Instructions to follow: Set down each entry exactly as given; pictures should not appear in the copy.

Figure content listings
-------

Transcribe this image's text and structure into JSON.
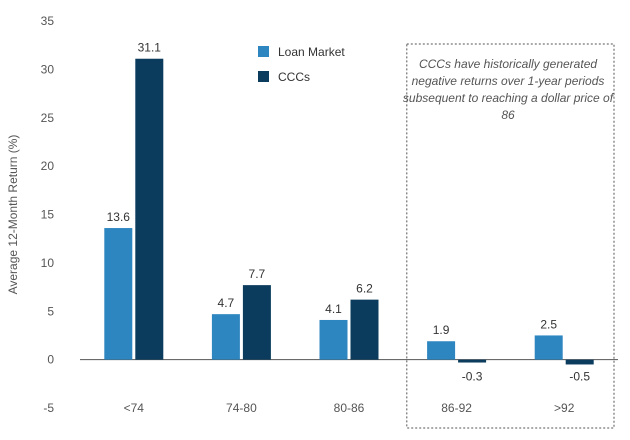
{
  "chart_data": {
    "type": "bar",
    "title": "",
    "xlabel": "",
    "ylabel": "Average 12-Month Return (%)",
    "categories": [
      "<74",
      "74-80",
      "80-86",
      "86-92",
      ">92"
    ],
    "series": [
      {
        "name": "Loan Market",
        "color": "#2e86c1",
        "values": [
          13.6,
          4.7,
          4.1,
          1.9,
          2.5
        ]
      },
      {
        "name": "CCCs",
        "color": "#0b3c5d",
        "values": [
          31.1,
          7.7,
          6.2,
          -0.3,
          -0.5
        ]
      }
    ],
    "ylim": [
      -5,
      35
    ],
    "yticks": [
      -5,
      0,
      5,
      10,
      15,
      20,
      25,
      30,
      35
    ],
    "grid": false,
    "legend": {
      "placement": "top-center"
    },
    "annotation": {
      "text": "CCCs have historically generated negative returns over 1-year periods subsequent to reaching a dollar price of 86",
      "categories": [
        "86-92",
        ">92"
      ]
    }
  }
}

-------

Completed exercise:
Transcribe this image's text and structure into JSON.
{
  "chart_data": {
    "type": "bar",
    "title": "",
    "xlabel": "",
    "ylabel": "Average 12-Month Return (%)",
    "categories": [
      "<74",
      "74-80",
      "80-86",
      "86-92",
      ">92"
    ],
    "series": [
      {
        "name": "Loan Market",
        "color": "#2e86c1",
        "values": [
          13.6,
          4.7,
          4.1,
          1.9,
          2.5
        ]
      },
      {
        "name": "CCCs",
        "color": "#0b3c5d",
        "values": [
          31.1,
          7.7,
          6.2,
          -0.3,
          -0.5
        ]
      }
    ],
    "ylim": [
      -5,
      35
    ],
    "yticks": [
      -5,
      0,
      5,
      10,
      15,
      20,
      25,
      30,
      35
    ],
    "grid": false,
    "legend": {
      "placement": "top-center"
    },
    "annotation": {
      "text": "CCCs have historically generated negative returns over 1-year periods subsequent to reaching a dollar price of 86",
      "categories": [
        "86-92",
        ">92"
      ]
    }
  }
}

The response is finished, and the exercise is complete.